→ DESCRIPTION OF THE TASK
Write out each record again exactly as it stands.

→ MATERIAL SHOWN

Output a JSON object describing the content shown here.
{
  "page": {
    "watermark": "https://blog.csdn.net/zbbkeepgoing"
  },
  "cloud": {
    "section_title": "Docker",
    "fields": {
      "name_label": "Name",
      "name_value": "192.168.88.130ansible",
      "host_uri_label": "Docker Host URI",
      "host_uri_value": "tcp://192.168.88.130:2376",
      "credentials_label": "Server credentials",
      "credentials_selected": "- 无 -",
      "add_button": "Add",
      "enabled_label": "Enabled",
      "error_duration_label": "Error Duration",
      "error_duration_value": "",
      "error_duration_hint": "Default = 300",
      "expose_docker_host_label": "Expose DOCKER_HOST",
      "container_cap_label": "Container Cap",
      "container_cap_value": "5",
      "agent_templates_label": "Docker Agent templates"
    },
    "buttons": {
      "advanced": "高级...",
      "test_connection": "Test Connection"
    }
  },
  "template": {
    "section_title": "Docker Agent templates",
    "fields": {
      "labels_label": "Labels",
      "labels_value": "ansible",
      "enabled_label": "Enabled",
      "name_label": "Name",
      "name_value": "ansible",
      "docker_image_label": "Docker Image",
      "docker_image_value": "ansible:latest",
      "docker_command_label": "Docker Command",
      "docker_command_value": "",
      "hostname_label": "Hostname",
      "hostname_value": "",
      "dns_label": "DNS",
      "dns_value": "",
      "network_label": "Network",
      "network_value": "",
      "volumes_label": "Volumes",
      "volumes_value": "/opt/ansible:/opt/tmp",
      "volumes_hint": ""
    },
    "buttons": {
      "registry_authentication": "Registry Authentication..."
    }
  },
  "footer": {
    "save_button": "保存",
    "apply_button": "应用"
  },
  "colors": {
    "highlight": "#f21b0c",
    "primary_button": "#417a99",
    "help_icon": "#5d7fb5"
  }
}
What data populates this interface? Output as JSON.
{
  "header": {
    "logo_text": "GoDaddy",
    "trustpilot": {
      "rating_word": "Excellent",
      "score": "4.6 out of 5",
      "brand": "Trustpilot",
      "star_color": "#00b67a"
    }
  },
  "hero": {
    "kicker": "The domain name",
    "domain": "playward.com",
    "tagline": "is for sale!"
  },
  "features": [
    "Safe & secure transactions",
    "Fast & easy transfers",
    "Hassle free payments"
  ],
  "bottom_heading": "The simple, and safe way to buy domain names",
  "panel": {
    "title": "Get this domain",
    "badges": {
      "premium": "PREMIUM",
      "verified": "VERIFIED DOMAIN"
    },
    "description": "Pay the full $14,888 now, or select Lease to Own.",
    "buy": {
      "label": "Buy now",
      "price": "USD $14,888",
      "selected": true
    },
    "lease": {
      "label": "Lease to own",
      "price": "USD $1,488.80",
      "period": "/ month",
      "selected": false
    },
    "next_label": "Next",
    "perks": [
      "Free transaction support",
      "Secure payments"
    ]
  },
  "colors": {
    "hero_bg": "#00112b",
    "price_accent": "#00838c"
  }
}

→ RESPONSE TO THE EXERCISE
Output a JSON object describing the content shown here.
{
  "page": {
    "watermark": "https://blog.csdn.net/zbbkeepgoing"
  },
  "cloud": {
    "section_title": "Docker",
    "fields": {
      "name_label": "Name",
      "name_value": "192.168.88.130ansible",
      "host_uri_label": "Docker Host URI",
      "host_uri_value": "tcp://192.168.88.130:2376",
      "credentials_label": "Server credentials",
      "credentials_selected": "- 无 -",
      "add_button": "Add",
      "enabled_label": "Enabled",
      "error_duration_label": "Error Duration",
      "error_duration_value": "",
      "error_duration_hint": "Default = 300",
      "expose_docker_host_label": "Expose DOCKER_HOST",
      "container_cap_label": "Container Cap",
      "container_cap_value": "5",
      "agent_templates_label": "Docker Agent templates"
    },
    "buttons": {
      "advanced": "高级...",
      "test_connection": "Test Connection"
    }
  },
  "template": {
    "section_title": "Docker Agent templates",
    "fields": {
      "labels_label": "Labels",
      "labels_value": "ansible",
      "enabled_label": "Enabled",
      "name_label": "Name",
      "name_value": "ansible",
      "docker_image_label": "Docker Image",
      "docker_image_value": "ansible:latest",
      "docker_command_label": "Docker Command",
      "docker_command_value": "",
      "hostname_label": "Hostname",
      "hostname_value": "",
      "dns_label": "DNS",
      "dns_value": "",
      "network_label": "Network",
      "network_value": "",
      "volumes_label": "Volumes",
      "volumes_value": "/opt/ansible:/opt/tmp",
      "volumes_hint": ""
    },
    "buttons": {
      "registry_authentication": "Registry Authentication..."
    }
  },
  "footer": {
    "save_button": "保存",
    "apply_button": "应用"
  },
  "colors": {
    "highlight": "#f21b0c",
    "primary_button": "#417a99",
    "help_icon": "#5d7fb5"
  }
}
What data populates this interface? Output as JSON.
{
  "header": {
    "logo_text": "GoDaddy",
    "trustpilot": {
      "rating_word": "Excellent",
      "score": "4.6 out of 5",
      "brand": "Trustpilot",
      "star_color": "#00b67a"
    }
  },
  "hero": {
    "kicker": "The domain name",
    "domain": "playward.com",
    "tagline": "is for sale!"
  },
  "features": [
    "Safe & secure transactions",
    "Fast & easy transfers",
    "Hassle free payments"
  ],
  "bottom_heading": "The simple, and safe way to buy domain names",
  "panel": {
    "title": "Get this domain",
    "badges": {
      "premium": "PREMIUM",
      "verified": "VERIFIED DOMAIN"
    },
    "description": "Pay the full $14,888 now, or select Lease to Own.",
    "buy": {
      "label": "Buy now",
      "price": "USD $14,888",
      "selected": true
    },
    "lease": {
      "label": "Lease to own",
      "price": "USD $1,488.80",
      "period": "/ month",
      "selected": false
    },
    "next_label": "Next",
    "perks": [
      "Free transaction support",
      "Secure payments"
    ]
  },
  "colors": {
    "hero_bg": "#00112b",
    "price_accent": "#00838c"
  }
}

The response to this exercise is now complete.